> [Instructions to follow] Print the items starting at the line that contains "x-axis-title: Wealth (deciles)" and ending at the line that contains "x-tick-label: 2 bbox=[196, 454, 204, 472]", reproducing each line exactly.

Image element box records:
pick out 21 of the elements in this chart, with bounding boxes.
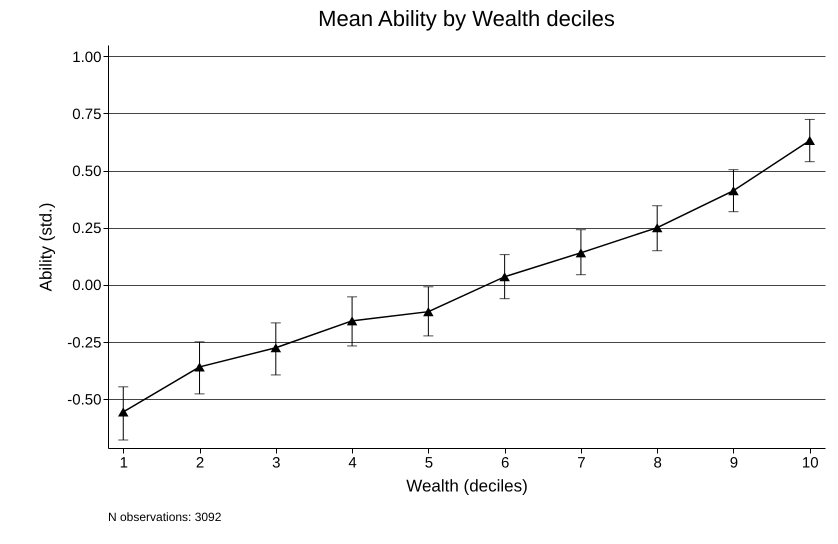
x-axis-title: Wealth (deciles) bbox=[406, 476, 528, 496]
x-tick-label: 4 bbox=[348, 454, 357, 472]
x-tick-label: 8 bbox=[654, 454, 662, 472]
y-tick-label: 0.00 bbox=[72, 277, 102, 294]
x-tick-label: 3 bbox=[272, 454, 280, 472]
x-tick-label: 2 bbox=[196, 454, 204, 472]
x-tick-label: 9 bbox=[730, 454, 738, 472]
y-tick-label: 0.75 bbox=[72, 106, 102, 123]
y-axis-title: Ability (std.) bbox=[36, 202, 56, 292]
x-tick-label: 7 bbox=[577, 454, 586, 472]
y-tick-label: -0.50 bbox=[67, 391, 102, 408]
y-tick-label: 0.50 bbox=[72, 163, 102, 180]
chart-title: Mean Ability by Wealth deciles bbox=[318, 6, 615, 31]
y-tick-label: 1.00 bbox=[72, 48, 102, 66]
text: N observations: 3092 bbox=[108, 510, 222, 524]
x-tick-label: 1 bbox=[120, 454, 128, 472]
x-tick-label: 6 bbox=[500, 454, 510, 472]
x-tick-label: 5 bbox=[424, 454, 434, 472]
y-tick-label: 0.25 bbox=[72, 220, 102, 238]
y-tick-label: -0.25 bbox=[67, 334, 102, 352]
x-tick-label: 10 bbox=[802, 454, 819, 472]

> [Completed exercise]
x-axis-title: Wealth (deciles) bbox=[406, 476, 528, 496]
x-tick-label: 4 bbox=[348, 454, 357, 472]
x-tick-label: 8 bbox=[654, 454, 662, 472]
y-tick-label: 0.00 bbox=[72, 277, 102, 294]
x-tick-label: 3 bbox=[272, 454, 280, 472]
x-tick-label: 2 bbox=[196, 454, 204, 472]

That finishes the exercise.